→ **SHORT PROBLEM**
Return each line of the data below verbatim; pictures are to be left out.

--- start EXTRACTED MATERIAL ---

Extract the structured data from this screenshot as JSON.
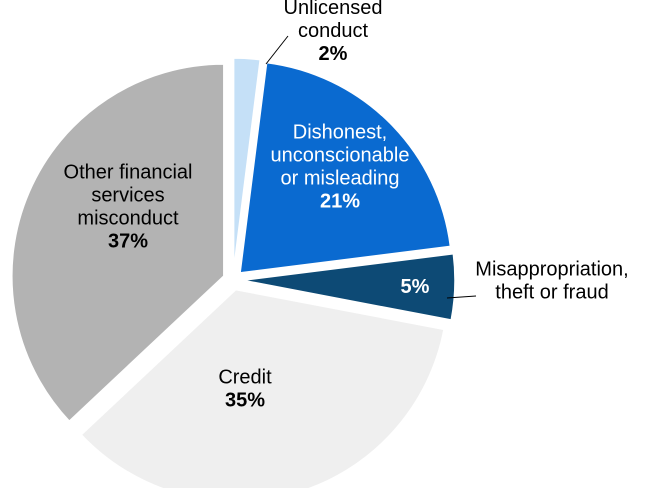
{
  "chart_data": {
    "type": "pie",
    "title": "",
    "start_angle_deg": 0,
    "direction": "clockwise",
    "legend": "none",
    "slices": [
      {
        "label_lines": [
          "Unlicensed",
          "conduct"
        ],
        "percent_label": "2%",
        "value": 2,
        "color": "#c5e0f7",
        "exploded": true
      },
      {
        "label_lines": [
          "Dishonest,",
          "unconscionable",
          "or misleading"
        ],
        "percent_label": "21%",
        "value": 21,
        "color": "#0a6ad0",
        "exploded": true
      },
      {
        "label_lines": [
          "Misappropriation,",
          "theft or fraud"
        ],
        "percent_label": "5%",
        "value": 5,
        "color": "#0d4a75",
        "exploded": true
      },
      {
        "label_lines": [
          "Credit"
        ],
        "percent_label": "35%",
        "value": 35,
        "color": "#efefef",
        "exploded": true
      },
      {
        "label_lines": [
          "Other financial",
          "services",
          "misconduct"
        ],
        "percent_label": "37%",
        "value": 37,
        "color": "#b3b3b3",
        "exploded": true
      }
    ]
  }
}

--- end EXTRACTED MATERIAL ---

→ **REPLY TO THE TASK**
Extract the structured data from this screenshot as JSON.
{
  "chart_data": {
    "type": "pie",
    "title": "",
    "start_angle_deg": 0,
    "direction": "clockwise",
    "legend": "none",
    "slices": [
      {
        "label_lines": [
          "Unlicensed",
          "conduct"
        ],
        "percent_label": "2%",
        "value": 2,
        "color": "#c5e0f7",
        "exploded": true
      },
      {
        "label_lines": [
          "Dishonest,",
          "unconscionable",
          "or misleading"
        ],
        "percent_label": "21%",
        "value": 21,
        "color": "#0a6ad0",
        "exploded": true
      },
      {
        "label_lines": [
          "Misappropriation,",
          "theft or fraud"
        ],
        "percent_label": "5%",
        "value": 5,
        "color": "#0d4a75",
        "exploded": true
      },
      {
        "label_lines": [
          "Credit"
        ],
        "percent_label": "35%",
        "value": 35,
        "color": "#efefef",
        "exploded": true
      },
      {
        "label_lines": [
          "Other financial",
          "services",
          "misconduct"
        ],
        "percent_label": "37%",
        "value": 37,
        "color": "#b3b3b3",
        "exploded": true
      }
    ]
  }
}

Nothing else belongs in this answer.